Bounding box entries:
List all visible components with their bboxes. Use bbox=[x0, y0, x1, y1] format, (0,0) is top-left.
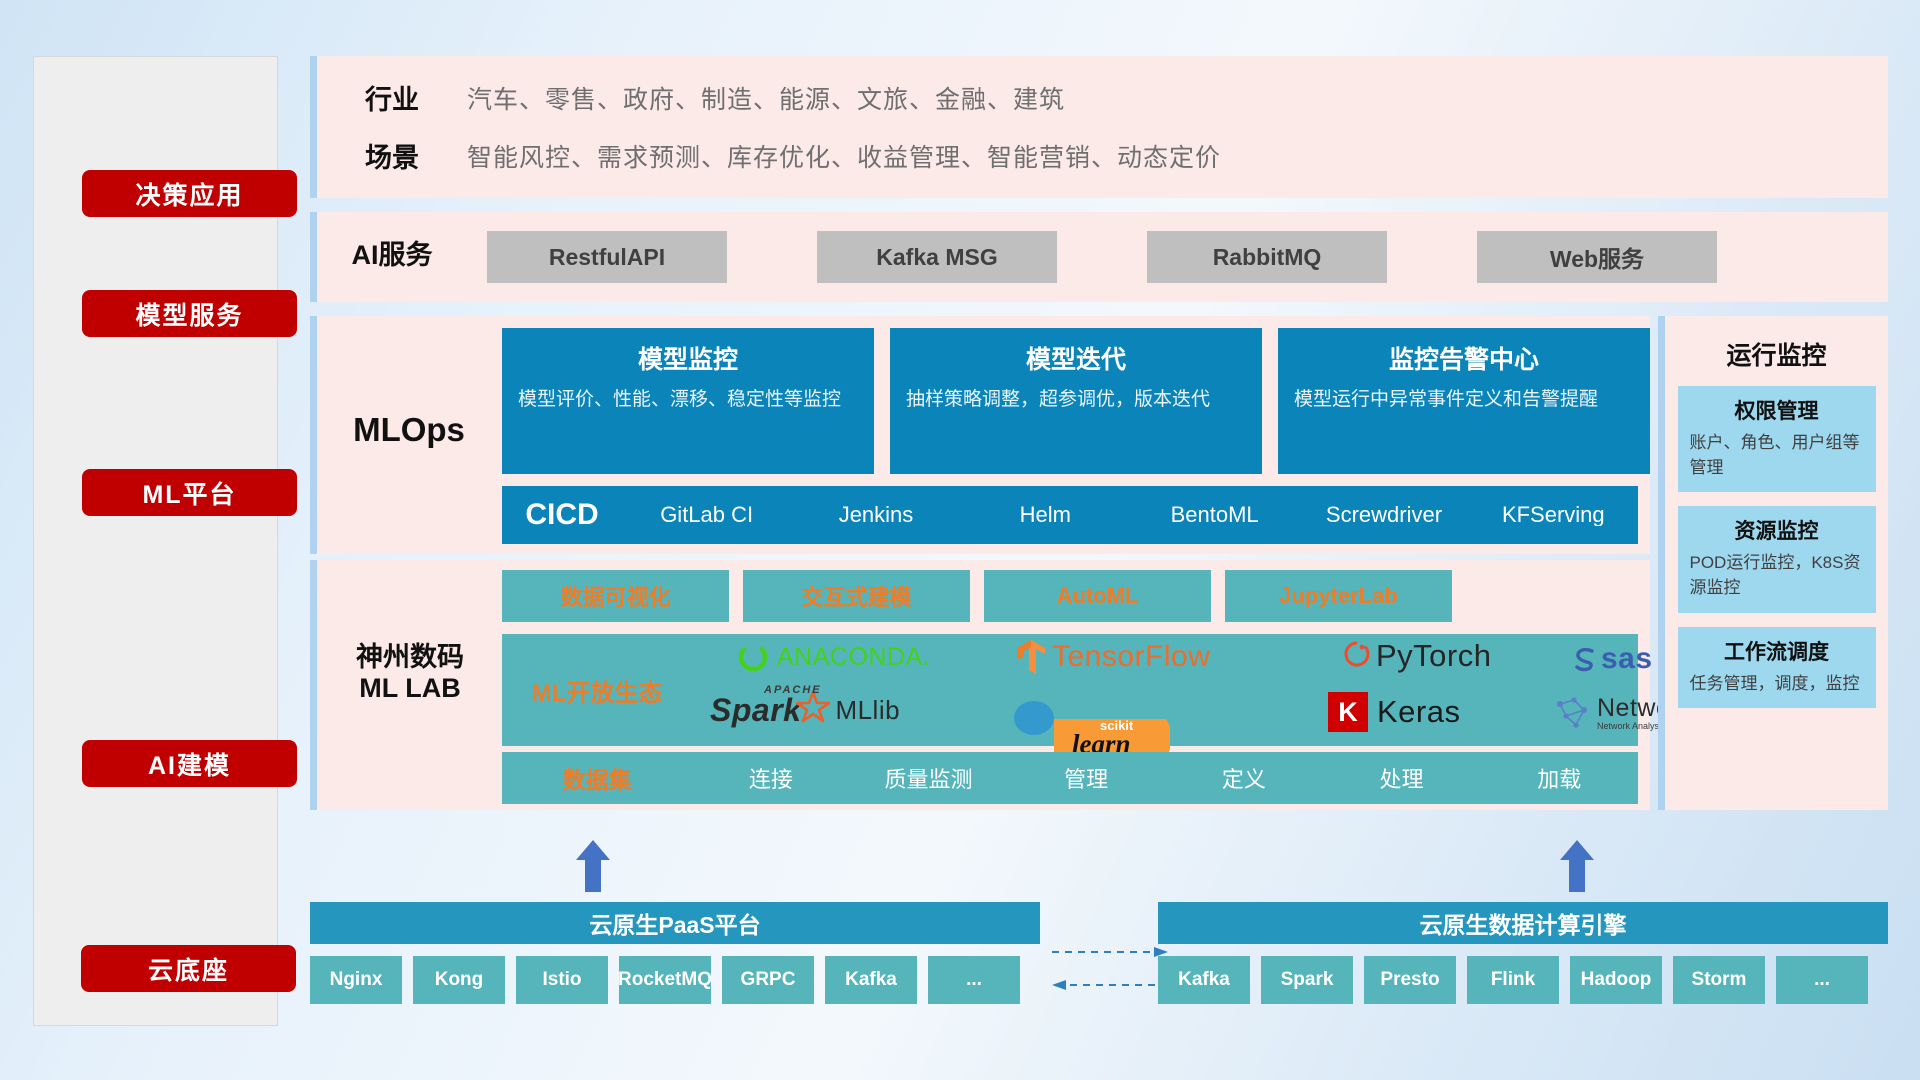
keras-mark-icon: K bbox=[1328, 692, 1368, 732]
sas-mark-icon bbox=[1570, 644, 1600, 674]
ml-open-ecosystem-title: ML开放生态 bbox=[502, 673, 692, 708]
card-title: 工作流调度 bbox=[1690, 636, 1864, 666]
pytorch-logo-text: PyTorch bbox=[1376, 638, 1491, 674]
ml-open-ecosystem-bar: ML开放生态 ANACONDA. bbox=[502, 634, 1638, 746]
card-desc: 账户、角色、用户组等管理 bbox=[1690, 431, 1864, 480]
spark-logo-text: Spark bbox=[710, 692, 801, 729]
tool-chip-interactive-modeling[interactable]: 交互式建模 bbox=[743, 570, 970, 622]
card-title: 模型监控 bbox=[518, 340, 858, 376]
paas-chip-kong[interactable]: Kong bbox=[413, 956, 505, 1004]
card-title: 监控告警中心 bbox=[1294, 340, 1634, 376]
cicd-item-screwdriver[interactable]: Screwdriver bbox=[1299, 504, 1468, 526]
runtime-monitor-panel: 运行监控 权限管理 账户、角色、用户组等管理 资源监控 POD运行监控，K8S资… bbox=[1658, 316, 1888, 810]
dataset-item-processing[interactable]: 处理 bbox=[1323, 762, 1481, 794]
ai-service-band: AI服务 RestfulAPI Kafka MSG RabbitMQ Web服务 bbox=[310, 212, 1888, 302]
ml-lab-label-line2: ML LAB bbox=[325, 673, 495, 704]
ml-lab-label: 神州数码 ML LAB bbox=[325, 642, 495, 704]
ai-service-label: AI服务 bbox=[317, 240, 467, 271]
scikit-learn-logo: scikit learn bbox=[1010, 692, 1050, 738]
industry-label: 行业 bbox=[317, 78, 467, 117]
monitor-card-resource-monitoring[interactable]: 资源监控 POD运行监控，K8S资源监控 bbox=[1678, 506, 1876, 612]
engine-chip-kafka[interactable]: Kafka bbox=[1158, 956, 1250, 1004]
left-rail: 决策应用 模型服务 ML平台 AI建模 bbox=[33, 56, 278, 1026]
ai-service-chip-restfulapi[interactable]: RestfulAPI bbox=[487, 231, 727, 283]
scenario-value: 智能风控、需求预测、库存优化、收益管理、智能营销、动态定价 bbox=[467, 138, 1221, 174]
engine-chip-more[interactable]: ... bbox=[1776, 956, 1868, 1004]
architecture-diagram: 决策应用 模型服务 ML平台 AI建模 云底座 行业 汽车、零售、政府、制造、能… bbox=[0, 0, 1920, 1080]
rail-item-model-service[interactable]: 模型服务 bbox=[82, 290, 297, 337]
cicd-item-helm[interactable]: Helm bbox=[961, 504, 1130, 526]
engine-chip-spark[interactable]: Spark bbox=[1261, 956, 1353, 1004]
dataset-item-definition[interactable]: 定义 bbox=[1165, 762, 1323, 794]
mllib-logo-text: MLlib bbox=[835, 695, 900, 726]
tensorflow-mark-icon bbox=[1014, 638, 1048, 676]
mlops-card-row: 模型监控 模型评价、性能、漂移、稳定性等监控 模型迭代 抽样策略调整，超参调优，… bbox=[502, 328, 1650, 474]
rail-label: 模型服务 bbox=[135, 296, 243, 332]
anaconda-logo: ANACONDA. bbox=[736, 640, 930, 674]
industry-scenario-band: 行业 汽车、零售、政府、制造、能源、文旅、金融、建筑 场景 智能风控、需求预测、… bbox=[310, 56, 1888, 198]
spark-mllib-logo: APACHE Spark MLlib bbox=[710, 692, 900, 729]
ml-lab-tool-row: 数据可视化 交互式建模 AutoML JupyterLab bbox=[502, 570, 1452, 622]
card-desc: 模型评价、性能、漂移、稳定性等监控 bbox=[518, 386, 858, 414]
ml-lab-band: 神州数码 ML LAB 数据可视化 交互式建模 AutoML JupyterLa… bbox=[310, 560, 1650, 810]
mlops-card-model-iteration[interactable]: 模型迭代 抽样策略调整，超参调优，版本迭代 bbox=[890, 328, 1262, 474]
engine-chip-presto[interactable]: Presto bbox=[1364, 956, 1456, 1004]
cicd-bar: CICD GitLab CI Jenkins Helm BentoML Scre… bbox=[502, 486, 1638, 544]
paas-chip-istio[interactable]: Istio bbox=[516, 956, 608, 1004]
dataset-item-connect[interactable]: 连接 bbox=[692, 762, 850, 794]
rail-item-cloud-base[interactable]: 云底座 bbox=[81, 945, 296, 992]
dataset-item-loading[interactable]: 加载 bbox=[1480, 762, 1638, 794]
card-title: 权限管理 bbox=[1690, 395, 1864, 425]
ai-service-chip-kafka-msg[interactable]: Kafka MSG bbox=[817, 231, 1057, 283]
spark-apache-text: APACHE bbox=[764, 684, 822, 696]
sas-logo-text: sas bbox=[1601, 642, 1653, 676]
cicd-title: CICD bbox=[502, 498, 622, 532]
cloud-base-section: 云原生PaaS平台 Nginx Kong Istio RocketMQ GRPC… bbox=[310, 884, 1888, 1044]
card-title: 模型迭代 bbox=[906, 340, 1246, 376]
tool-chip-data-visualization[interactable]: 数据可视化 bbox=[502, 570, 729, 622]
ecosystem-logo-grid: ANACONDA. TensorFlow PyTorch bbox=[692, 634, 1638, 746]
monitor-card-permission-management[interactable]: 权限管理 账户、角色、用户组等管理 bbox=[1678, 386, 1876, 492]
ml-lab-label-line1: 神州数码 bbox=[325, 642, 495, 673]
mlops-card-model-monitoring[interactable]: 模型监控 模型评价、性能、漂移、稳定性等监控 bbox=[502, 328, 874, 474]
mlops-label: MLOps bbox=[329, 411, 489, 449]
card-desc: 抽样策略调整，超参调优，版本迭代 bbox=[906, 386, 1246, 414]
industry-row: 行业 汽车、零售、政府、制造、能源、文旅、金融、建筑 bbox=[317, 78, 1065, 117]
dataset-item-quality-monitoring[interactable]: 质量监测 bbox=[850, 762, 1008, 794]
keras-logo: K Keras bbox=[1328, 692, 1460, 732]
engine-chip-storm[interactable]: Storm bbox=[1673, 956, 1765, 1004]
tensorflow-logo-text: TensorFlow bbox=[1052, 640, 1210, 674]
rail-label: ML平台 bbox=[142, 475, 236, 511]
dataset-item-management[interactable]: 管理 bbox=[1007, 762, 1165, 794]
cicd-item-gitlab-ci[interactable]: GitLab CI bbox=[622, 504, 791, 526]
paas-chip-grpc[interactable]: GRPC bbox=[722, 956, 814, 1004]
engine-chip-row: Kafka Spark Presto Flink Hadoop Storm ..… bbox=[1158, 956, 1868, 1004]
pytorch-mark-icon bbox=[1342, 639, 1372, 673]
keras-logo-text: Keras bbox=[1377, 694, 1460, 730]
scenario-label: 场景 bbox=[317, 136, 467, 175]
anaconda-mark-icon bbox=[736, 640, 770, 674]
mlops-band: MLOps 模型监控 模型评价、性能、漂移、稳定性等监控 模型迭代 抽样策略调整… bbox=[310, 316, 1650, 554]
paas-chip-more[interactable]: ... bbox=[928, 956, 1020, 1004]
rail-item-ml-platform[interactable]: ML平台 bbox=[82, 469, 297, 516]
cicd-item-jenkins[interactable]: Jenkins bbox=[791, 504, 960, 526]
dataset-item-list: 连接 质量监测 管理 定义 处理 加载 bbox=[692, 762, 1638, 794]
monitor-card-workflow-scheduling[interactable]: 工作流调度 任务管理，调度，监控 bbox=[1678, 627, 1876, 709]
tensorflow-logo: TensorFlow bbox=[1014, 638, 1210, 676]
card-title: 资源监控 bbox=[1690, 515, 1864, 545]
engine-chip-hadoop[interactable]: Hadoop bbox=[1570, 956, 1662, 1004]
sas-logo: sas bbox=[1570, 642, 1653, 676]
rail-label: 决策应用 bbox=[135, 176, 243, 212]
card-desc: POD运行监控，K8S资源监控 bbox=[1690, 551, 1864, 600]
networkx-mark-icon bbox=[1552, 694, 1592, 732]
cicd-item-bentoml[interactable]: BentoML bbox=[1130, 504, 1299, 526]
anaconda-logo-text: ANACONDA. bbox=[777, 643, 930, 672]
scenario-row: 场景 智能风控、需求预测、库存优化、收益管理、智能营销、动态定价 bbox=[317, 136, 1221, 175]
industry-value: 汽车、零售、政府、制造、能源、文旅、金融、建筑 bbox=[467, 80, 1065, 116]
pytorch-logo: PyTorch bbox=[1342, 638, 1491, 674]
paas-chip-nginx[interactable]: Nginx bbox=[310, 956, 402, 1004]
rail-item-ai-modeling[interactable]: AI建模 bbox=[82, 740, 297, 787]
cicd-item-kfserving[interactable]: KFServing bbox=[1469, 504, 1638, 526]
data-compute-engine-header: 云原生数据计算引擎 bbox=[1158, 902, 1888, 944]
engine-chip-flink[interactable]: Flink bbox=[1467, 956, 1559, 1004]
paas-chip-row: Nginx Kong Istio RocketMQ GRPC Kafka ... bbox=[310, 956, 1020, 1004]
dataset-bar: 数据集 连接 质量监测 管理 定义 处理 加载 bbox=[502, 752, 1638, 804]
card-desc: 任务管理，调度，监控 bbox=[1690, 672, 1864, 697]
paas-platform-header: 云原生PaaS平台 bbox=[310, 902, 1040, 944]
rail-label: 云底座 bbox=[148, 951, 229, 987]
tool-chip-jupyterlab[interactable]: JupyterLab bbox=[1225, 570, 1452, 622]
runtime-monitor-title: 运行监控 bbox=[1665, 316, 1888, 372]
paas-chip-rocketmq[interactable]: RocketMQ bbox=[619, 956, 711, 1004]
ai-service-chip-row: RestfulAPI Kafka MSG RabbitMQ Web服务 bbox=[487, 231, 1717, 283]
keras-mark-letter: K bbox=[1338, 697, 1358, 728]
card-desc: 模型运行中异常事件定义和告警提醒 bbox=[1294, 386, 1634, 414]
rail-item-decision-app[interactable]: 决策应用 bbox=[82, 170, 297, 217]
ai-service-chip-web-service[interactable]: Web服务 bbox=[1477, 231, 1717, 283]
cicd-item-list: GitLab CI Jenkins Helm BentoML Screwdriv… bbox=[622, 504, 1638, 526]
dataset-title: 数据集 bbox=[502, 761, 692, 795]
paas-chip-kafka[interactable]: Kafka bbox=[825, 956, 917, 1004]
rail-label: AI建模 bbox=[148, 746, 231, 782]
tool-chip-automl[interactable]: AutoML bbox=[984, 570, 1211, 622]
ai-service-chip-rabbitmq[interactable]: RabbitMQ bbox=[1147, 231, 1387, 283]
mlops-card-alert-center[interactable]: 监控告警中心 模型运行中异常事件定义和告警提醒 bbox=[1278, 328, 1650, 474]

_Required task_
Copy out the rows between the line containing "keras-mark-icon: K bbox=[1328, 692, 1368, 732]" and the line containing "504, 1468, 526]", both included, word for word.

_Task answer_
keras-mark-icon: K bbox=[1328, 692, 1368, 732]
sas-mark-icon bbox=[1570, 644, 1600, 674]
ml-open-ecosystem-title: ML开放生态 bbox=[502, 673, 692, 708]
card-title: 工作流调度 bbox=[1690, 636, 1864, 666]
pytorch-logo-text: PyTorch bbox=[1376, 638, 1491, 674]
ml-open-ecosystem-bar: ML开放生态 ANACONDA. bbox=[502, 634, 1638, 746]
card-desc: 账户、角色、用户组等管理 bbox=[1690, 431, 1864, 480]
spark-logo-text: Spark bbox=[710, 692, 801, 729]
tool-chip-interactive-modeling[interactable]: 交互式建模 bbox=[743, 570, 970, 622]
card-title: 模型监控 bbox=[518, 340, 858, 376]
paas-chip-kong[interactable]: Kong bbox=[413, 956, 505, 1004]
card-title: 监控告警中心 bbox=[1294, 340, 1634, 376]
cicd-item-screwdriver[interactable]: Screwdriver bbox=[1299, 504, 1468, 526]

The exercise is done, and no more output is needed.